### Text
Directors and Officers (D&O) Insurance. It’s going to come up at some point during the life of a start-up and that point is usually when an investor, director, key client, or strategic partner insists that the company have it. Your company may already have a number of other insurance policies, like commercial general liability, property insurance, or employment practices liability insurance, each of which applies only to certain types of claims. D&O insurance applies to claims that the directors and officers did something wrong when managing the company and for which they can be personally liable, e.g. a breach of their fiduciary duties. It usually provides coverage for certain of the company’s wrongful acts as well, e.g., the company is being sued either on its own or together with directors or officers. D&O coverage is often required by venture capital investors because it provides a level of financial protection if the directors are ever sued for something they did or didn’t do. Those individuals want to know that they can tap into a D&O policy (rather than their own bank accounts or the assets or insurance policies of the VC firm they may represent) to pay any settlement, award, or legal fees relating to a claim asserted by a shareholder, client, regulator, or other third party.
To provide further context, here are some examples of claims generally covered by a D&O policy (although the precise coverage offered by a policy is always dependent on its specific terms):
- You and your co-founder convinced investor Joe to purchase a minority interest in your company. Five years later, Joe sues you, your co-founder, and your company saying that you fraudulently induced him to be an investor with inflated data and that you’ve been squandering the company’s assets ever since.
- A minority shareholder has sued the board of directors claiming that they breached their fiduciary duties in approving a down round financing where two of the directors were representatives of the VC firm participating in the down round.
- A major client of the company sues senior officers and the board alleging that there was a pattern of intentional theft of the customer’s source code by several company employees, and that the board failed to detect and deter this behavior.
D&O insurance would typically pay the defense costs, settlements and other losses, like a judgment or a verdict, above the retention/deductible and up to the limit of liability, for claims that it covers (although certain kinds of losses like a fine or multiplied damages may be excluded). For the most part, D&O insurance is indifferent to whether the claim is true or not. A notable exception to this occurs when it has been determined, usually after all appeals have been exhausted, that the insured entity or person has committed fraud.
Now, let’s answer some questions about D&O insurance to help prepare you for the day when you are asked about it:
Why is it needed if the company already indemnifies its directors and officers? Indemnification, which is an obligation of the company to reimburse a director or officer for costs or losses she or he suffers as a result of action taken as a director or officer, is only as good as the company’s finances. If things with the company aren’t going so well and there isn’t enough capital, indemnification from the company can be worthless. In this situation, the directors and officers need the protection offered by a D&O policy. A D&O policy is also used by the company to finance its indemnity obligations because the policy responds when those obligations are triggered (and once the retention/deductible has been met).

### Extracted entries
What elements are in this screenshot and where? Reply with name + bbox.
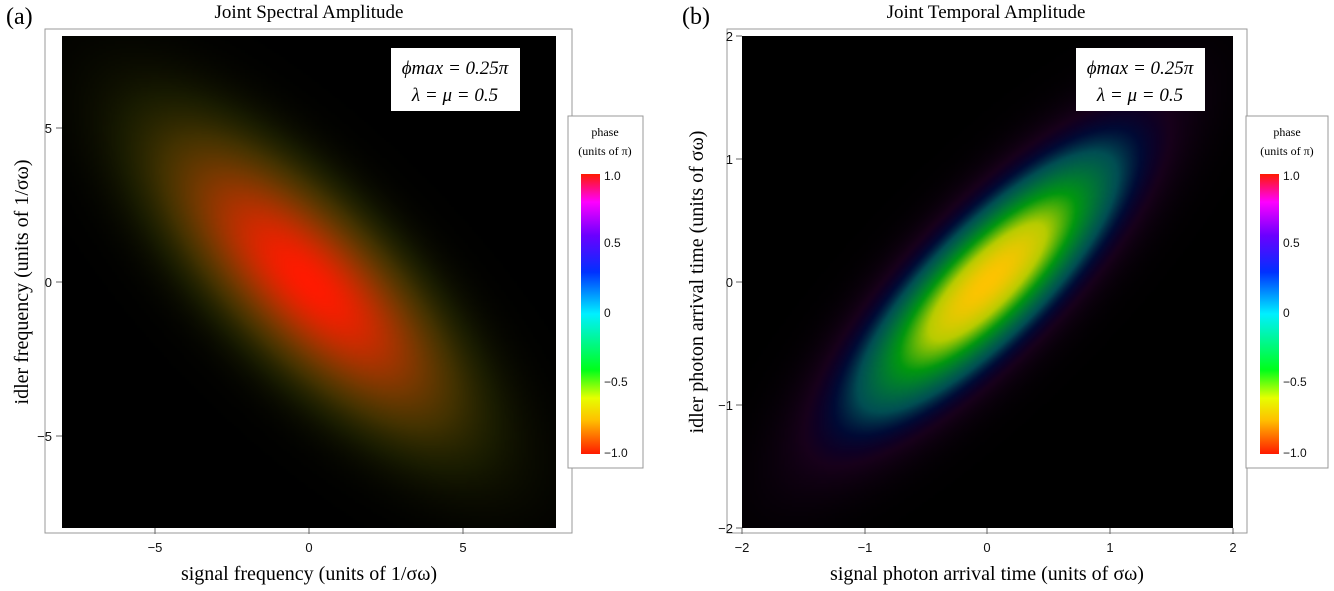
colorbar-title-b: phase	[1273, 125, 1300, 139]
x-axis-label-a: signal frequency (units of 1/σω)	[181, 563, 437, 585]
x-ticks-a	[154, 528, 464, 534]
colorbar-tick-label-b: 0.5	[1283, 236, 1300, 250]
x-tick-label-b: −1	[858, 540, 873, 555]
y-axis-label-a: idler frequency (units of 1/σω)	[11, 160, 33, 405]
x-tick-label-b: 0	[983, 540, 990, 555]
y-tick-label-b: −2	[718, 521, 733, 536]
annotation-line-a: ϕmax = 0.25π	[402, 58, 509, 79]
colorbar-frame-a	[567, 115, 644, 469]
x-tick-label-a: 5	[459, 540, 466, 555]
y-ticks-b	[736, 35, 742, 529]
colorbar-tick-label-a: −0.5	[604, 375, 628, 389]
x-tick-label-b: 1	[1106, 540, 1113, 555]
y-tick-label-b: −1	[718, 398, 733, 413]
colorbar-gradient-b	[1260, 174, 1279, 454]
colorbar-tick-label-b: −1.0	[1283, 446, 1307, 460]
y-tick-label-a: −5	[37, 429, 52, 444]
colorbar-title-a: phase	[591, 125, 618, 139]
x-ticks-b	[741, 528, 1234, 534]
colorbar-subtitle-a: (units of π)	[578, 144, 631, 158]
y-tick-label-a: 5	[45, 121, 52, 136]
y-tick-label-b: 1	[726, 152, 733, 167]
y-axis-label-b: idler photon arrival time (units of σω)	[686, 131, 708, 434]
panel-b: (b) Joint Temporal Amplitude −2 −1 0 1 2	[682, 2, 1329, 585]
x-tick-label-b: 2	[1229, 540, 1236, 555]
annotation-box-a	[391, 48, 520, 111]
annotation-box-b	[1076, 48, 1205, 111]
x-tick-label-b: −2	[735, 540, 750, 555]
panel-label-b: (b)	[682, 4, 710, 30]
annotation-line-a: λ = μ = 0.5	[411, 85, 498, 106]
y-tick-labels-a: 5 0 −5	[37, 121, 52, 444]
colorbar-tick-label-a: 1.0	[604, 169, 621, 183]
colorbar-tick-label-a: −1.0	[604, 446, 628, 460]
y-tick-labels-b: 2 1 0 −1 −2	[718, 29, 733, 536]
colorbar-subtitle-b: (units of π)	[1260, 144, 1313, 158]
colorbar-tick-label-a: 0	[604, 306, 611, 320]
panel-a: (a) Joint Spectral Amplitude −5 0 5 5 0 …	[6, 2, 644, 585]
x-tick-labels-b: −2 −1 0 1 2	[735, 540, 1237, 555]
x-axis-label-b: signal photon arrival time (units of σω)	[830, 563, 1144, 585]
x-tick-label-a: −5	[148, 540, 163, 555]
x-tick-label-a: 0	[305, 540, 312, 555]
colorbar-tick-label-b: −0.5	[1283, 375, 1307, 389]
annotation-line-b: λ = μ = 0.5	[1096, 85, 1183, 106]
y-tick-label-b: 2	[726, 29, 733, 44]
colorbar-gradient-a	[581, 174, 600, 454]
colorbar-tick-label-a: 0.5	[604, 236, 621, 250]
colorbar-tick-label-b: 1.0	[1283, 169, 1300, 183]
annotation-line-b: ϕmax = 0.25π	[1087, 58, 1194, 79]
panel-label-a: (a)	[6, 4, 33, 30]
chart-title-a: Joint Spectral Amplitude	[215, 2, 404, 23]
colorbar-a: phase (units of π) 1.0 0.5 0 −0.5 −1.0	[567, 115, 644, 469]
colorbar-b: phase (units of π) 1.0 0.5 0 −0.5 −1.0	[1245, 115, 1329, 469]
chart-title-b: Joint Temporal Amplitude	[887, 2, 1086, 23]
x-tick-labels-a: −5 0 5	[148, 540, 467, 555]
y-tick-label-a: 0	[45, 275, 52, 290]
heatmap-image-a	[62, 36, 556, 528]
heatmap-image-b	[742, 36, 1233, 528]
colorbar-tick-label-b: 0	[1283, 306, 1290, 320]
colorbar-frame-b	[1245, 115, 1329, 469]
y-tick-label-b: 0	[726, 275, 733, 290]
y-ticks-a	[56, 127, 62, 437]
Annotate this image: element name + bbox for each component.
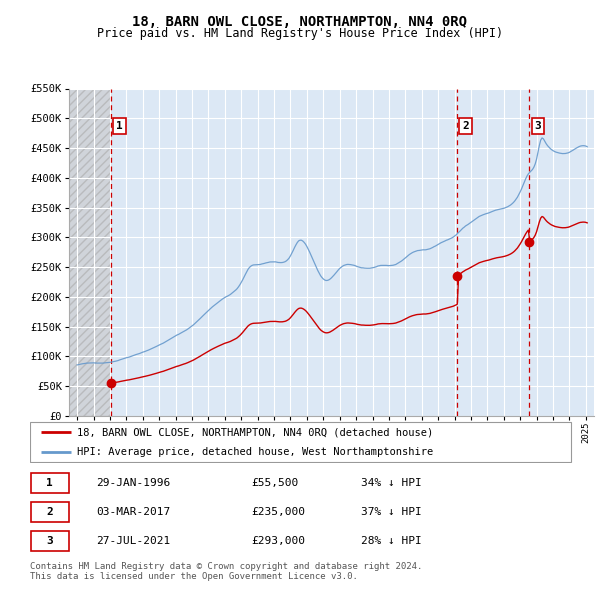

### Set of tasks
a - Present the lines of the records from the line with "125, 1300, 139]" to the line with "375, 628, 389]" as a numbered list, leaving out any blank lines.
b - Extend the text on D&O insurance from where it stops.

### Solved tasks
a -
1. colorbar-title-b: phase	[1273, 125, 1300, 139]
2. x-axis-label-a: signal frequency (units of 1/σω)	[181, 563, 437, 585]
3. x-ticks-a	[154, 528, 464, 534]
4. colorbar-tick-label-b: 0.5	[1283, 236, 1300, 250]
5. x-tick-label-b: −1	[858, 540, 873, 555]
6. y-axis-label-a: idler frequency (units of 1/σω)	[11, 160, 33, 405]
7. x-tick-label-b: 0	[983, 540, 990, 555]
8. y-tick-label-b: −2	[718, 521, 733, 536]
9. annotation-line-a: ϕmax = 0.25π	[402, 58, 509, 79]
10. colorbar-frame-a	[567, 115, 644, 469]
11. x-tick-label-a: 5	[459, 540, 466, 555]
12. y-ticks-b	[736, 35, 742, 529]
13. colorbar-tick-label-a: −0.5	[604, 375, 628, 389]

b -
How does my company buy D&O insurance? Here’s where you need to hire an insurance broker that is very experienced in the D&O insurance marketplace. She or he needs to have a deep understanding of the insurers in this market, their policies, and the performance of those policies. The most efficient way to find a broker is with a referral (possibly from your lawyer). Once you have retained a broker, you provide her or him with an insurance application listing basic information about your company, including its finances and capitalization table. You will also need to disclose whether you are aware of any circumstances that may result in a claim. Armed with information about your company, your broker will canvas insurers that it thinks may be interested in underwriting your D&O insurance. The insurers that are interested will provide a quote for a 1-year policy term. Your broker will review the various quotes and the key terms of each with you.
Aren’t D&O policies standard across the different insurers? While all D&O insurance aims to cover similar types of claims against a similar set of people, not all D&O policies or insurers are alike and you should press your broker for information to help you compare the quotes. Questions to ask include:
- What has been your experience with each insurer for claims?
- What is each insurer’s credit rating?
- What happens to coverage if the officer completing the application made a misrepresentation about the company’s business?
- Does the policy have any language covering payment of claims when the company is insolvent?
- How does the policy handle claims of fraud?
- Will the policy respond to regulatory or administrative investigations?
- Are there any important differences between the exclusions in each policy?
If you don’t like the answers to any of these questions, ask your broker if there is room for negotiation on the policy language. Also, you should be aware of risks that may be unique to your industry and ask your broker if language can be added to the policy that is specific to those risks.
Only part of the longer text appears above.